> AIM OF THE EXERCISE
Word for word, give the material below again, minus any images.

━━━━━━━━━━━━━━━━━━━━━━━━━━━━━━

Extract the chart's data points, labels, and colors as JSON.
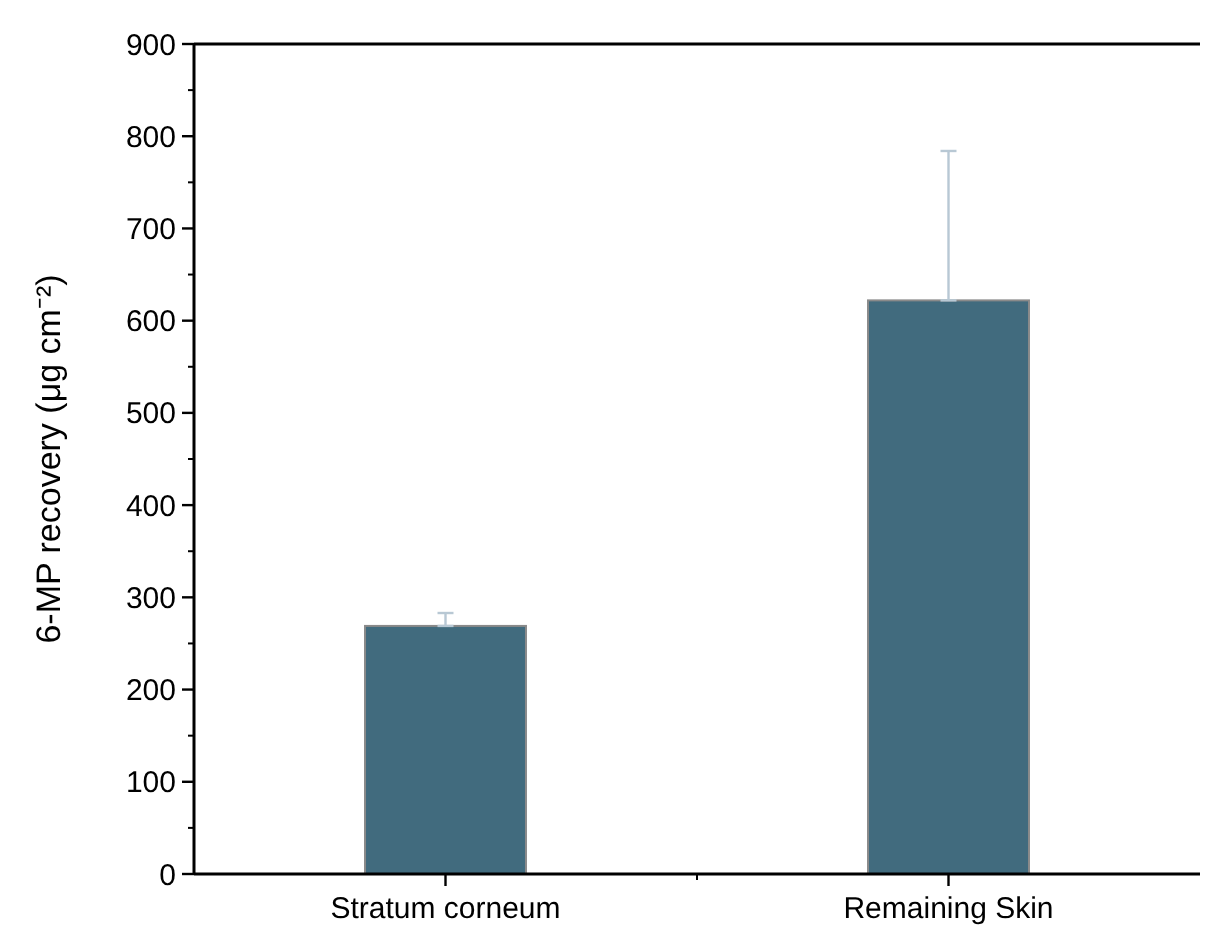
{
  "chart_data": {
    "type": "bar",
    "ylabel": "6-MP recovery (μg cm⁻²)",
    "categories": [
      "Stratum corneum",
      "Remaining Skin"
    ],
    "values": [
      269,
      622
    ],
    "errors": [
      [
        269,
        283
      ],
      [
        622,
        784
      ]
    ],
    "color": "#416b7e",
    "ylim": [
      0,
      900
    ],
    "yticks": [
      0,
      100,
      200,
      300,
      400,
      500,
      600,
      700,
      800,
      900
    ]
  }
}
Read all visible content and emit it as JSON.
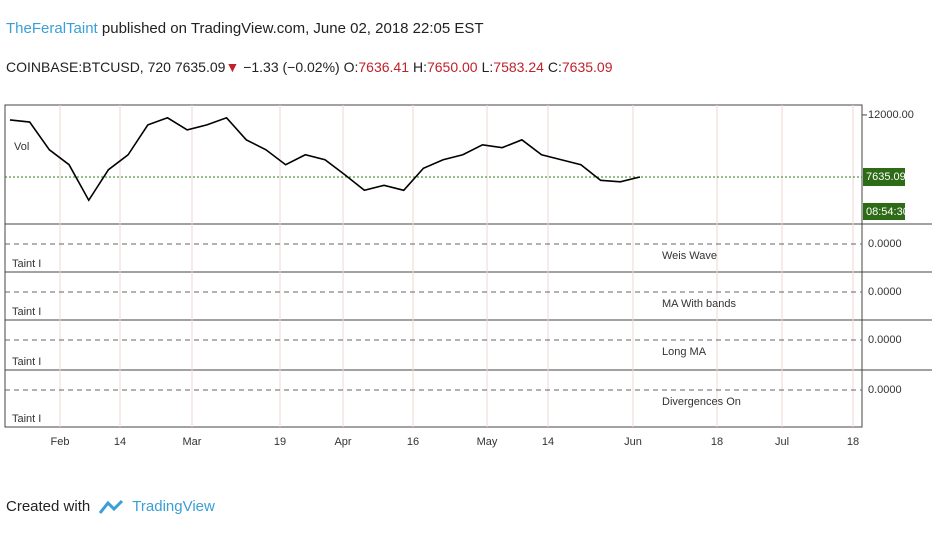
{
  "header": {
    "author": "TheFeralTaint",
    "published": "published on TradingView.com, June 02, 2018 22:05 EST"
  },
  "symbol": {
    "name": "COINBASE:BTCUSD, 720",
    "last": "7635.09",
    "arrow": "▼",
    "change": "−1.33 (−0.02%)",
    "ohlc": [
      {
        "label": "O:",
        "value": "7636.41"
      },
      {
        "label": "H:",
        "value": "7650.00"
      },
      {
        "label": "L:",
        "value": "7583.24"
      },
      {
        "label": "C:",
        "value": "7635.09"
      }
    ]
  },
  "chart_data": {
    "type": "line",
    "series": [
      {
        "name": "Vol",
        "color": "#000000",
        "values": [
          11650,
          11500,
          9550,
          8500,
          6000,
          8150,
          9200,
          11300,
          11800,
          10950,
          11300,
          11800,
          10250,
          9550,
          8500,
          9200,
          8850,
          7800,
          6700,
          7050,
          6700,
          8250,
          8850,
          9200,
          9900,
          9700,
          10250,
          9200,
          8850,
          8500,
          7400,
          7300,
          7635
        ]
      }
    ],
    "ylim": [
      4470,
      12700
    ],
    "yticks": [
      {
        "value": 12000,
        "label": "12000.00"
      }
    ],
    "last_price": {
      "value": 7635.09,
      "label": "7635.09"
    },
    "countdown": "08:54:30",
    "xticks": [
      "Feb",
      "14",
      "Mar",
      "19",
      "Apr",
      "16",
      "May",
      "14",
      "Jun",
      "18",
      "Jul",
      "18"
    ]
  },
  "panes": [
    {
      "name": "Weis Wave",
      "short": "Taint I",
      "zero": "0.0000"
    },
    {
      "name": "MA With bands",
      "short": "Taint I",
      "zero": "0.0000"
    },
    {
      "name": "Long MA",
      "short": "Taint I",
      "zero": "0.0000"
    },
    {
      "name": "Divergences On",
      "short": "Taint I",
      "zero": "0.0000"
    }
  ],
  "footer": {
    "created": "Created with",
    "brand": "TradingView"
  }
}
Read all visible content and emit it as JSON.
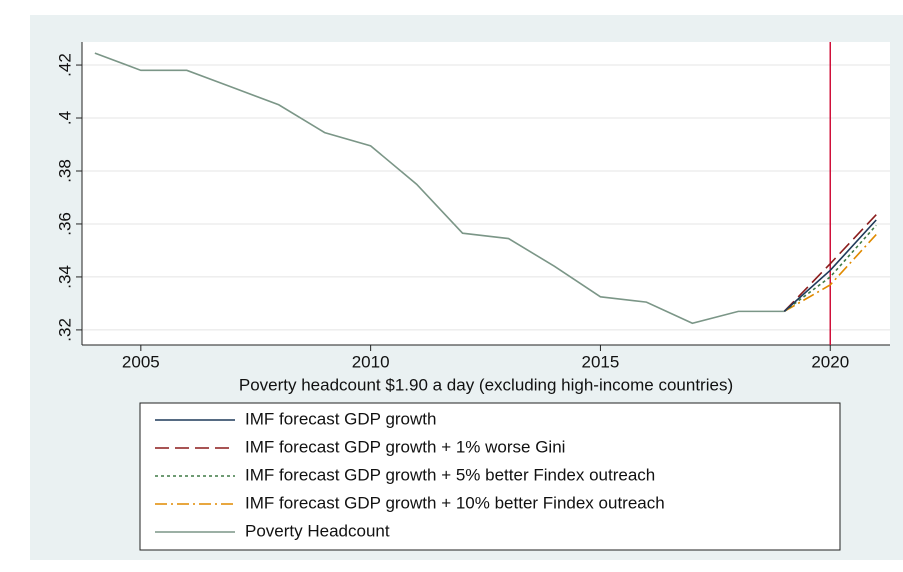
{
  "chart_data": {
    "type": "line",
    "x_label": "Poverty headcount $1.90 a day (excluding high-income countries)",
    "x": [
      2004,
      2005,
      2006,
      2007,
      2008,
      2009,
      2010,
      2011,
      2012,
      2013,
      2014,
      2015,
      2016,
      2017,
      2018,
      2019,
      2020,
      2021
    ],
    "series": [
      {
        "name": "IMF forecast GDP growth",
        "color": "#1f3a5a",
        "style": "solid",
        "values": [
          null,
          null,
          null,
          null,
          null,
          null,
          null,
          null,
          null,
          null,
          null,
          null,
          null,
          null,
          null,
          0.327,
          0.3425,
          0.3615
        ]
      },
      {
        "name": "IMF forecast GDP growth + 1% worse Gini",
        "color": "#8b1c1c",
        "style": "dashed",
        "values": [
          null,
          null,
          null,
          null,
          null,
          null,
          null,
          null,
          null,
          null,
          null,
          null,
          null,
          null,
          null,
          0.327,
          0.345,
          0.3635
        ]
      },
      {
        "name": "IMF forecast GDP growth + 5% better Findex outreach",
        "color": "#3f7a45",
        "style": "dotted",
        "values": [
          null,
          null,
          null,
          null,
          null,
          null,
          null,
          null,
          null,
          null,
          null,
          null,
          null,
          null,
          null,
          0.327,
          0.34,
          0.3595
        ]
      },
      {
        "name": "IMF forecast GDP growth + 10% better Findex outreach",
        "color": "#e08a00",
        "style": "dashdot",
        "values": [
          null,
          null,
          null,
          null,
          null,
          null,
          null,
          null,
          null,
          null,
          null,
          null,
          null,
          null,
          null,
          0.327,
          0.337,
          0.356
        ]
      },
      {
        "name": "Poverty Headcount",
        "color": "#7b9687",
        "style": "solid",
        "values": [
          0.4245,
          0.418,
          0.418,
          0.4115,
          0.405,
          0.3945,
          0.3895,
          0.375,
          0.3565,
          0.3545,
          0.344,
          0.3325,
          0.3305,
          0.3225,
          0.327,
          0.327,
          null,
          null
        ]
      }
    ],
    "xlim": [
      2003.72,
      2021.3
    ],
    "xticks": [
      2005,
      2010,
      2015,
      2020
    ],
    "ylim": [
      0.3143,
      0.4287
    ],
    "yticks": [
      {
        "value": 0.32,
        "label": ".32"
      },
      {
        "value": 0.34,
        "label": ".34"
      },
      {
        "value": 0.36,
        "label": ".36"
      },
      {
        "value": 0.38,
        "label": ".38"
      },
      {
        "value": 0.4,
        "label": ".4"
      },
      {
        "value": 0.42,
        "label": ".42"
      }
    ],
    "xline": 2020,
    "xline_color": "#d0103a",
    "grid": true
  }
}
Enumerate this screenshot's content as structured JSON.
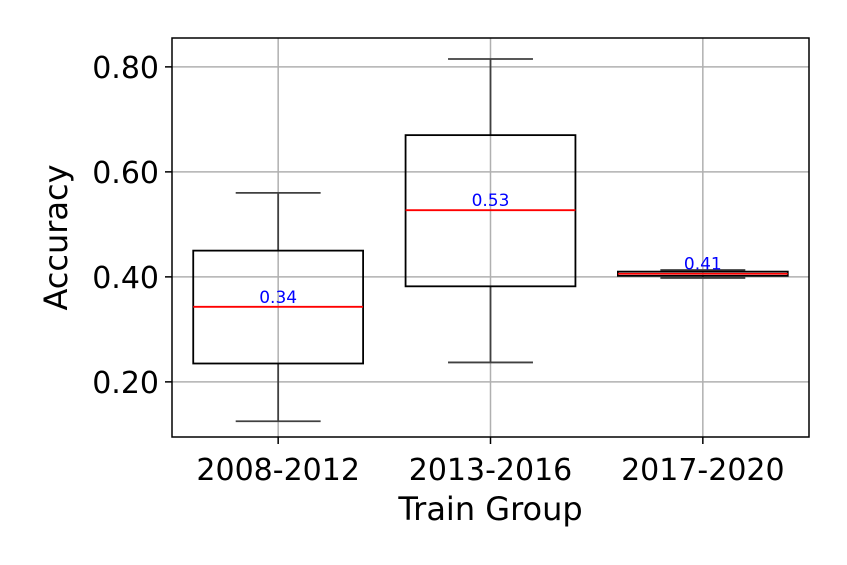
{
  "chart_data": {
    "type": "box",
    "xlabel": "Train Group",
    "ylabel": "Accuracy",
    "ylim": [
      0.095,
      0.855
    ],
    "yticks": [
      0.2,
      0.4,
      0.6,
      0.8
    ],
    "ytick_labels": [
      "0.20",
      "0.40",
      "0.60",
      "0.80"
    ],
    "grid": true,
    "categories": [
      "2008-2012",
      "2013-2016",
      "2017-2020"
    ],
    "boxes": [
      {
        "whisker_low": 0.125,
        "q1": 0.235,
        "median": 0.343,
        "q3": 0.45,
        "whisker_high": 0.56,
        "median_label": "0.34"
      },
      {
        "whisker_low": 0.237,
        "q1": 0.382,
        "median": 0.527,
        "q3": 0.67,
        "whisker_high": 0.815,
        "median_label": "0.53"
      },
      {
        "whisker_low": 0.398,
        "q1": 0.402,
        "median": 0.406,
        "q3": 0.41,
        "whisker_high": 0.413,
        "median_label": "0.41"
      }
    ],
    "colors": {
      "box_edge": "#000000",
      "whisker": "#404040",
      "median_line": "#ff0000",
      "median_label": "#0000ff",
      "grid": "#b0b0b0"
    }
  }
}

━━━━━━━━━━━━━━━━━━━━━━━━━━━━━━

> PROBLEM SOLUTION
Extract the chart's data points, labels, and colors as JSON.
{
  "chart_data": {
    "type": "bar",
    "ylabel": "6-MP recovery (μg cm⁻²)",
    "categories": [
      "Stratum corneum",
      "Remaining Skin"
    ],
    "values": [
      269,
      622
    ],
    "errors": [
      [
        269,
        283
      ],
      [
        622,
        784
      ]
    ],
    "color": "#416b7e",
    "ylim": [
      0,
      900
    ],
    "yticks": [
      0,
      100,
      200,
      300,
      400,
      500,
      600,
      700,
      800,
      900
    ]
  }
}
Read all visible content and emit it as JSON.
{
  "header": {
    "author": "TheFeralTaint",
    "published": "published on TradingView.com, June 02, 2018 22:05 EST"
  },
  "symbol": {
    "name": "COINBASE:BTCUSD, 720",
    "last": "7635.09",
    "arrow": "▼",
    "change": "−1.33 (−0.02%)",
    "ohlc": [
      {
        "label": "O:",
        "value": "7636.41"
      },
      {
        "label": "H:",
        "value": "7650.00"
      },
      {
        "label": "L:",
        "value": "7583.24"
      },
      {
        "label": "C:",
        "value": "7635.09"
      }
    ]
  },
  "chart_data": {
    "type": "line",
    "series": [
      {
        "name": "Vol",
        "color": "#000000",
        "values": [
          11650,
          11500,
          9550,
          8500,
          6000,
          8150,
          9200,
          11300,
          11800,
          10950,
          11300,
          11800,
          10250,
          9550,
          8500,
          9200,
          8850,
          7800,
          6700,
          7050,
          6700,
          8250,
          8850,
          9200,
          9900,
          9700,
          10250,
          9200,
          8850,
          8500,
          7400,
          7300,
          7635
        ]
      }
    ],
    "ylim": [
      4470,
      12700
    ],
    "yticks": [
      {
        "value": 12000,
        "label": "12000.00"
      }
    ],
    "last_price": {
      "value": 7635.09,
      "label": "7635.09"
    },
    "countdown": "08:54:30",
    "xticks": [
      "Feb",
      "14",
      "Mar",
      "19",
      "Apr",
      "16",
      "May",
      "14",
      "Jun",
      "18",
      "Jul",
      "18"
    ]
  },
  "panes": [
    {
      "name": "Weis Wave",
      "short": "Taint I",
      "zero": "0.0000"
    },
    {
      "name": "MA With bands",
      "short": "Taint I",
      "zero": "0.0000"
    },
    {
      "name": "Long MA",
      "short": "Taint I",
      "zero": "0.0000"
    },
    {
      "name": "Divergences On",
      "short": "Taint I",
      "zero": "0.0000"
    }
  ],
  "footer": {
    "created": "Created with",
    "brand": "TradingView"
  }
}
Read all visible content and emit it as JSON.
{
  "chart_data": {
    "type": "line",
    "x_label": "Poverty headcount $1.90 a day (excluding high-income countries)",
    "x": [
      2004,
      2005,
      2006,
      2007,
      2008,
      2009,
      2010,
      2011,
      2012,
      2013,
      2014,
      2015,
      2016,
      2017,
      2018,
      2019,
      2020,
      2021
    ],
    "series": [
      {
        "name": "IMF forecast GDP growth",
        "color": "#1f3a5a",
        "style": "solid",
        "values": [
          null,
          null,
          null,
          null,
          null,
          null,
          null,
          null,
          null,
          null,
          null,
          null,
          null,
          null,
          null,
          0.327,
          0.3425,
          0.3615
        ]
      },
      {
        "name": "IMF forecast GDP growth + 1% worse Gini",
        "color": "#8b1c1c",
        "style": "dashed",
        "values": [
          null,
          null,
          null,
          null,
          null,
          null,
          null,
          null,
          null,
          null,
          null,
          null,
          null,
          null,
          null,
          0.327,
          0.345,
          0.3635
        ]
      },
      {
        "name": "IMF forecast GDP growth + 5% better Findex outreach",
        "color": "#3f7a45",
        "style": "dotted",
        "values": [
          null,
          null,
          null,
          null,
          null,
          null,
          null,
          null,
          null,
          null,
          null,
          null,
          null,
          null,
          null,
          0.327,
          0.34,
          0.3595
        ]
      },
      {
        "name": "IMF forecast GDP growth + 10% better Findex outreach",
        "color": "#e08a00",
        "style": "dashdot",
        "values": [
          null,
          null,
          null,
          null,
          null,
          null,
          null,
          null,
          null,
          null,
          null,
          null,
          null,
          null,
          null,
          0.327,
          0.337,
          0.356
        ]
      },
      {
        "name": "Poverty Headcount",
        "color": "#7b9687",
        "style": "solid",
        "values": [
          0.4245,
          0.418,
          0.418,
          0.4115,
          0.405,
          0.3945,
          0.3895,
          0.375,
          0.3565,
          0.3545,
          0.344,
          0.3325,
          0.3305,
          0.3225,
          0.327,
          0.327,
          null,
          null
        ]
      }
    ],
    "xlim": [
      2003.72,
      2021.3
    ],
    "xticks": [
      2005,
      2010,
      2015,
      2020
    ],
    "ylim": [
      0.3143,
      0.4287
    ],
    "yticks": [
      {
        "value": 0.32,
        "label": ".32"
      },
      {
        "value": 0.34,
        "label": ".34"
      },
      {
        "value": 0.36,
        "label": ".36"
      },
      {
        "value": 0.38,
        "label": ".38"
      },
      {
        "value": 0.4,
        "label": ".4"
      },
      {
        "value": 0.42,
        "label": ".42"
      }
    ],
    "xline": 2020,
    "xline_color": "#d0103a",
    "grid": true
  }
}
Enumerate this screenshot's content as structured JSON.
{
  "chart_data": {
    "type": "box",
    "xlabel": "Train Group",
    "ylabel": "Accuracy",
    "ylim": [
      0.095,
      0.855
    ],
    "yticks": [
      0.2,
      0.4,
      0.6,
      0.8
    ],
    "ytick_labels": [
      "0.20",
      "0.40",
      "0.60",
      "0.80"
    ],
    "grid": true,
    "categories": [
      "2008-2012",
      "2013-2016",
      "2017-2020"
    ],
    "boxes": [
      {
        "whisker_low": 0.125,
        "q1": 0.235,
        "median": 0.343,
        "q3": 0.45,
        "whisker_high": 0.56,
        "median_label": "0.34"
      },
      {
        "whisker_low": 0.237,
        "q1": 0.382,
        "median": 0.527,
        "q3": 0.67,
        "whisker_high": 0.815,
        "median_label": "0.53"
      },
      {
        "whisker_low": 0.398,
        "q1": 0.402,
        "median": 0.406,
        "q3": 0.41,
        "whisker_high": 0.413,
        "median_label": "0.41"
      }
    ],
    "colors": {
      "box_edge": "#000000",
      "whisker": "#404040",
      "median_line": "#ff0000",
      "median_label": "#0000ff",
      "grid": "#b0b0b0"
    }
  }
}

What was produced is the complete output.